*PROBLEM STATEMENT:* Copy all lines in which the word "detached" can be found.
═══ EXCERPTED DATA ═══
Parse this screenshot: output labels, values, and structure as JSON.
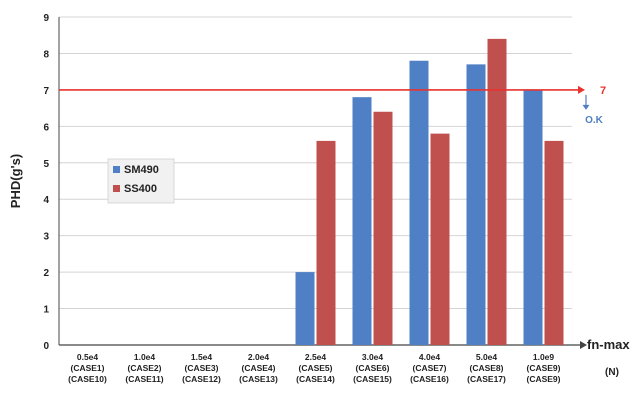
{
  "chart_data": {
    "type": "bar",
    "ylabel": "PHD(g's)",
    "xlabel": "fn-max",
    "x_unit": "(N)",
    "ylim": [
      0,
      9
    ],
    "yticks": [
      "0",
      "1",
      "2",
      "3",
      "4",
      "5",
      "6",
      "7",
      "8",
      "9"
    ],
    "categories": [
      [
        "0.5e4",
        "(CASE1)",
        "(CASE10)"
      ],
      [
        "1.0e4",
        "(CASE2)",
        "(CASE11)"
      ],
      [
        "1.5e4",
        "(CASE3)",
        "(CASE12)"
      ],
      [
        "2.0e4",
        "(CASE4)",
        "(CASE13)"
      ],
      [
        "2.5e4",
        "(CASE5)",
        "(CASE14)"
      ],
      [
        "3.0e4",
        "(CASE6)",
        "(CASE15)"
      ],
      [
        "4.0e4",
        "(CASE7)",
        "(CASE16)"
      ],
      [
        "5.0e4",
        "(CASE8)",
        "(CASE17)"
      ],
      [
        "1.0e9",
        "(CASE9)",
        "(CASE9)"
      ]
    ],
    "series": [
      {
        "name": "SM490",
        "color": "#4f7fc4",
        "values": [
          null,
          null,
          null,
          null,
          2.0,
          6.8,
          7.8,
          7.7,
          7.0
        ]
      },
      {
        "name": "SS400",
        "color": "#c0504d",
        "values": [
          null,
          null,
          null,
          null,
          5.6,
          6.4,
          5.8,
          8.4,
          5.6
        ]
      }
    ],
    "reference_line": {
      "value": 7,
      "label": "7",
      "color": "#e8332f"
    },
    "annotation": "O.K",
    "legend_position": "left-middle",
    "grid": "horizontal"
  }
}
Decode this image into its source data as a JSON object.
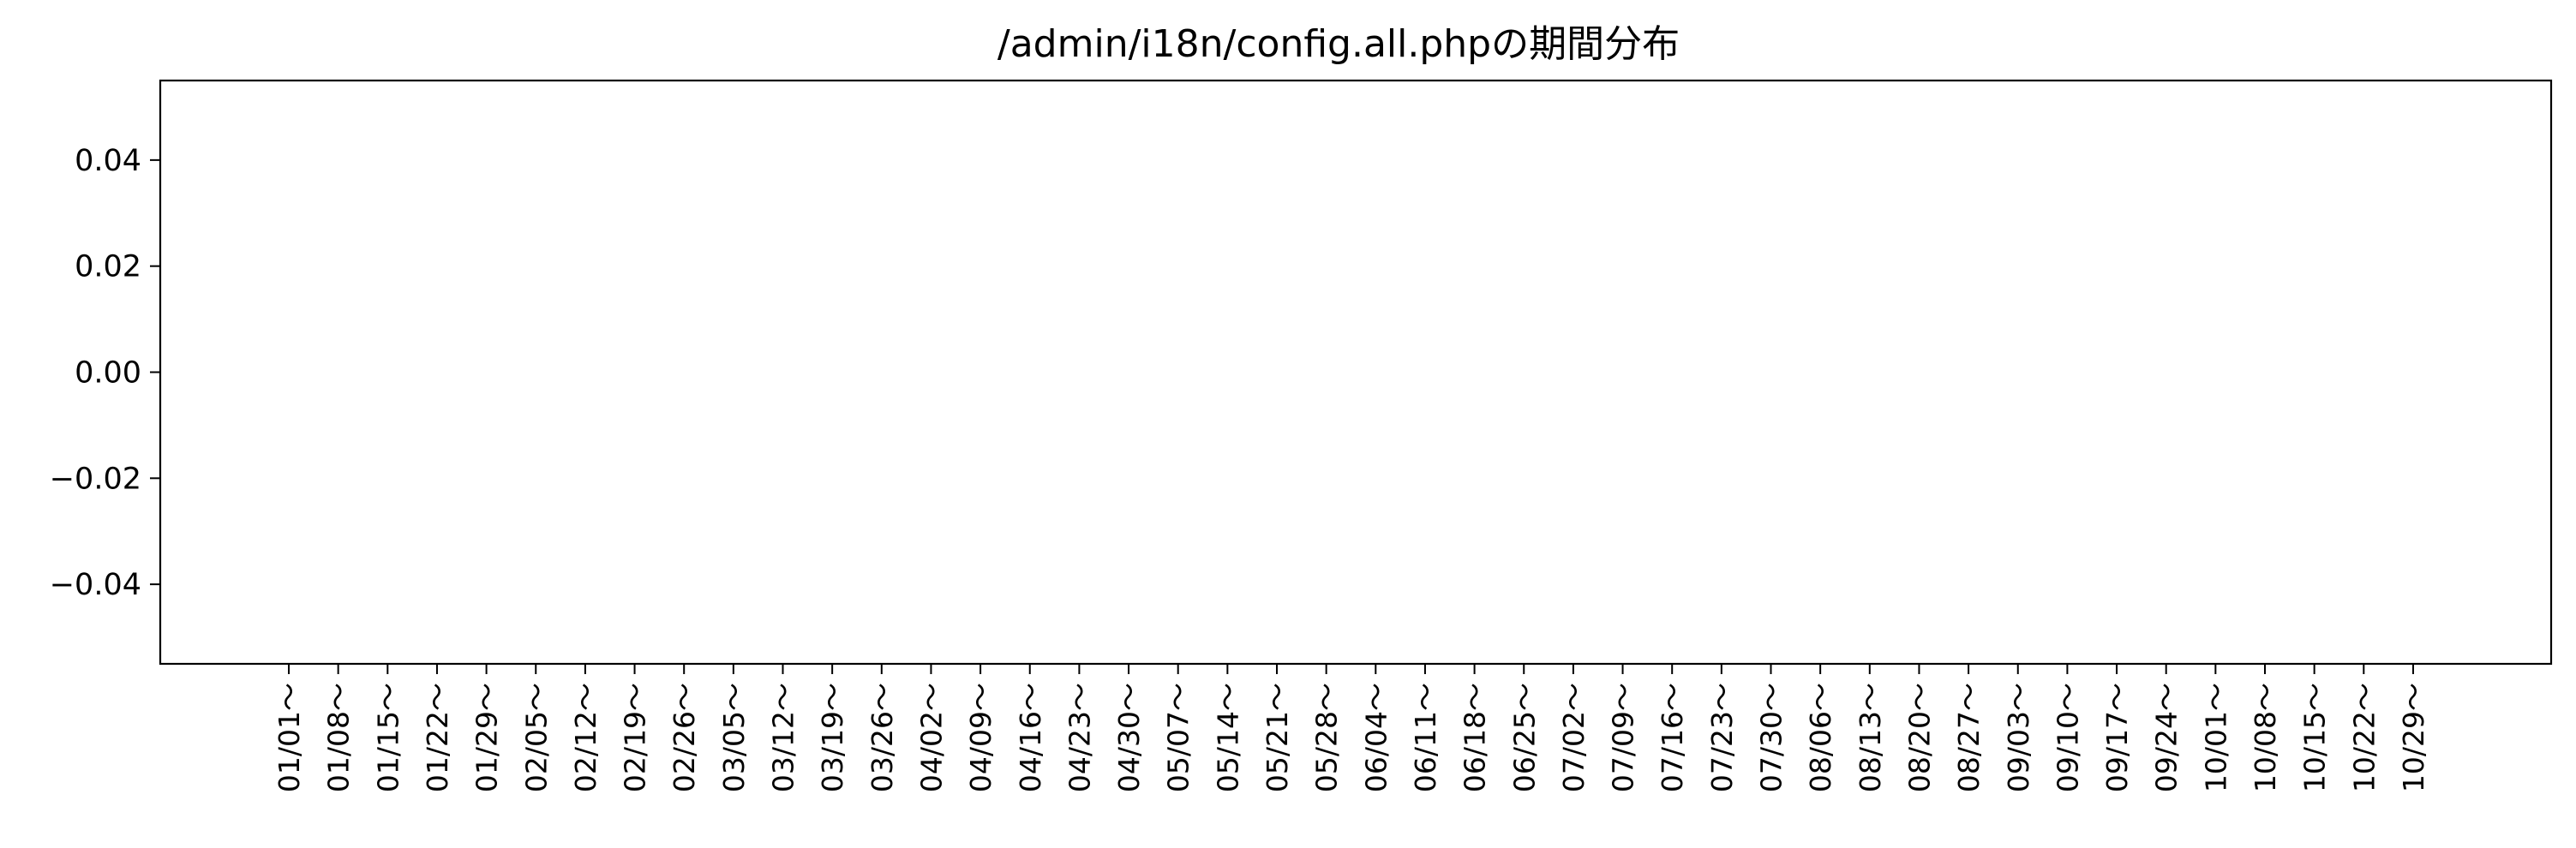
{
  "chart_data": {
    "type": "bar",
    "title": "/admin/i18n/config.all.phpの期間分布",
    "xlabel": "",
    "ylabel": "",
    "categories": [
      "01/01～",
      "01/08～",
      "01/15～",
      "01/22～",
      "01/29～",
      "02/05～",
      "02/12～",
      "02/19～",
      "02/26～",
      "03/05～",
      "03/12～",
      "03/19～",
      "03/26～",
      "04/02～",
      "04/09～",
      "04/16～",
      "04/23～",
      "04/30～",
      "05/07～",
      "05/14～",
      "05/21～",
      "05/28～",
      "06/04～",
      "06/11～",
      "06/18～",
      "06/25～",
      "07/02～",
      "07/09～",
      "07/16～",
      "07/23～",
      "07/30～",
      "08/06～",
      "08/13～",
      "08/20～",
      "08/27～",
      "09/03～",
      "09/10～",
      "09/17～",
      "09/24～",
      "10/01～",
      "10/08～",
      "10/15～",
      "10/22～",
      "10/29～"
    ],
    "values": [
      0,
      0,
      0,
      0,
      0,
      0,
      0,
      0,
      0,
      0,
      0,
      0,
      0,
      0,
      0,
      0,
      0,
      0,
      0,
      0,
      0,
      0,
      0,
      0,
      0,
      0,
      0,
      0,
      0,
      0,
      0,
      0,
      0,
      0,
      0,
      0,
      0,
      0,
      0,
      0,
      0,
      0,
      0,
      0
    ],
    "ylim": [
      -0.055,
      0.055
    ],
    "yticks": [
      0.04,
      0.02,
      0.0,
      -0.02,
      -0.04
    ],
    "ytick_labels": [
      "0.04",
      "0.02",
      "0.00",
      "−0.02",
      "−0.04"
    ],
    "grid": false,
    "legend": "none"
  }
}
═══
═══ EXCERPTED DATA ═══
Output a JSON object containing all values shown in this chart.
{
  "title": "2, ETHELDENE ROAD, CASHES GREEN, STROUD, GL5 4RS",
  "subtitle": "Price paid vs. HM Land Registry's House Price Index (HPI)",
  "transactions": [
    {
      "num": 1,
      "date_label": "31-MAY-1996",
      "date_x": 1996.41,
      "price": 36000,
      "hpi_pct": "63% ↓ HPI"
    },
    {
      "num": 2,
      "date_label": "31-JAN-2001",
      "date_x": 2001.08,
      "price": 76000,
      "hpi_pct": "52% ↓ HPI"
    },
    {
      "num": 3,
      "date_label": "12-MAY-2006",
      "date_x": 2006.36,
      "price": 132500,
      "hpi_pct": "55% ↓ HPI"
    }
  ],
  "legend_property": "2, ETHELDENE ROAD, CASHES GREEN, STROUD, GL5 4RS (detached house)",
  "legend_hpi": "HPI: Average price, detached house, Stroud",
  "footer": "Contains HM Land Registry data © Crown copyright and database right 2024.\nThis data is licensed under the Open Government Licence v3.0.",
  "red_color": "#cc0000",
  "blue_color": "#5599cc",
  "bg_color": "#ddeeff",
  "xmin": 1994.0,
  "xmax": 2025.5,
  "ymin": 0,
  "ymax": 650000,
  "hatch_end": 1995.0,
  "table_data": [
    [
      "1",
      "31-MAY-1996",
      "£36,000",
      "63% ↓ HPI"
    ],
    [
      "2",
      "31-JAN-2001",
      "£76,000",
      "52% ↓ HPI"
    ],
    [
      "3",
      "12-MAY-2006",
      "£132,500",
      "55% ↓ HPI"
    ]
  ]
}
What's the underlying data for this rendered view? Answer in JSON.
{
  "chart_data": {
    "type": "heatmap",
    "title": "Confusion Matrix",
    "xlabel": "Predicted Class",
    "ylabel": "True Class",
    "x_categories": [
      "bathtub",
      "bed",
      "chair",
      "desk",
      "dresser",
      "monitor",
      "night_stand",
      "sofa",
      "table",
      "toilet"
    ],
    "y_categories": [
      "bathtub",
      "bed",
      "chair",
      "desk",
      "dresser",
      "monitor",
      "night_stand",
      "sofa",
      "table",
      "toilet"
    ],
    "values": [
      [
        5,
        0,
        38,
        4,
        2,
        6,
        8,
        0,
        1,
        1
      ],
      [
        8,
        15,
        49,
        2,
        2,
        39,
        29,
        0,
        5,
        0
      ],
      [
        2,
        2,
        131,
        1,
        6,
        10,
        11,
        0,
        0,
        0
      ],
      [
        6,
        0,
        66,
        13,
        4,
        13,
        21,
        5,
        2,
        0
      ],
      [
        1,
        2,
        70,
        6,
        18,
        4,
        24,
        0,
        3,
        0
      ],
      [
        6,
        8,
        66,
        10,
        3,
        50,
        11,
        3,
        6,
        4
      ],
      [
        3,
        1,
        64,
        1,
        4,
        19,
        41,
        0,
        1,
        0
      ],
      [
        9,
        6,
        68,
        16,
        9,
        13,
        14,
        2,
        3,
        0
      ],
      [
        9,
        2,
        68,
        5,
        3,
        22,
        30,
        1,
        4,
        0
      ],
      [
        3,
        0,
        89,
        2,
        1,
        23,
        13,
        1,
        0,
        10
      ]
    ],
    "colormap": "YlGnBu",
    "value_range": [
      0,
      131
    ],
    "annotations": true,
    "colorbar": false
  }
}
═══
═══ EXCERPTED DATA ═══
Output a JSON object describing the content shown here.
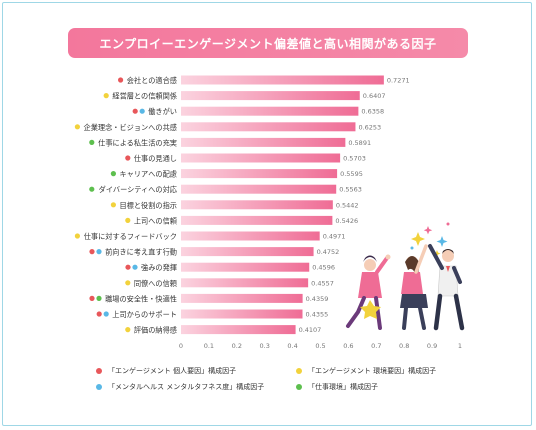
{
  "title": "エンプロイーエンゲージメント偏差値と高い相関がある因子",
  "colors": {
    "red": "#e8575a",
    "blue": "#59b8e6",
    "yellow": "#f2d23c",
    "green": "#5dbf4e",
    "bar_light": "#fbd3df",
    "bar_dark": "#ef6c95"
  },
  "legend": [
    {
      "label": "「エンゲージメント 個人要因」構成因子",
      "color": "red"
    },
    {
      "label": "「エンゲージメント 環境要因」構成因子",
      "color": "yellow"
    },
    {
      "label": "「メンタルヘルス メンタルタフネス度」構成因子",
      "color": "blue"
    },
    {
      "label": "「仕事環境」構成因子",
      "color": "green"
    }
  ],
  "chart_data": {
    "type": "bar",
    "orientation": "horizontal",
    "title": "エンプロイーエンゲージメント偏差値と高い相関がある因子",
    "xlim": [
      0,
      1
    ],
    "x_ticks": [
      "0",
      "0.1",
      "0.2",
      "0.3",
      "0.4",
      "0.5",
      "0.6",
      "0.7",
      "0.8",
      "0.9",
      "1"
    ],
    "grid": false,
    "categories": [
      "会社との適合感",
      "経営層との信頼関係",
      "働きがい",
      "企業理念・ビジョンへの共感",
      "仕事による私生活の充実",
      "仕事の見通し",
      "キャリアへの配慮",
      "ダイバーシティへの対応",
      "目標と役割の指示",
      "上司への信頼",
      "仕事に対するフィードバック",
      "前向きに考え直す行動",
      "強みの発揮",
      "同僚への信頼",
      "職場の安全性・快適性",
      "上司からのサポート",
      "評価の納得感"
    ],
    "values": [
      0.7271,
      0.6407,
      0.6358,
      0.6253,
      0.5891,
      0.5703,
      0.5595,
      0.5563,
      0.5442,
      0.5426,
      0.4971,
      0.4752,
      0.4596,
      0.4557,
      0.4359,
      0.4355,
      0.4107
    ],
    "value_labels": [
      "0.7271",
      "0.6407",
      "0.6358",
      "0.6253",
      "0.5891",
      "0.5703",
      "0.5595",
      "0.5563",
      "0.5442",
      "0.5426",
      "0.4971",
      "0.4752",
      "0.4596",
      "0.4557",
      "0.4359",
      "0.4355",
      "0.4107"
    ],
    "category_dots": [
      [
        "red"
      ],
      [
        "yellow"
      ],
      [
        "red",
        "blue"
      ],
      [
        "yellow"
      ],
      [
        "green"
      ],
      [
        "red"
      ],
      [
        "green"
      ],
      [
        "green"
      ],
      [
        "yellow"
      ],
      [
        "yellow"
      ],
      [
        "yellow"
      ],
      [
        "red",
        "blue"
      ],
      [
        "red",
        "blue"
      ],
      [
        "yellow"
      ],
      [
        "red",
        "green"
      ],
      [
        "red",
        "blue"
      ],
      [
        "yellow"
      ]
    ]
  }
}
═══
*WRITTEN SOLUTION:*
  "legend_property": "2, ETHELDENE ROAD, CASHES GREEN, STROUD, GL5 4RS (detached house)",
  "legend_hpi": "HPI: Average price, detached house, Stroud",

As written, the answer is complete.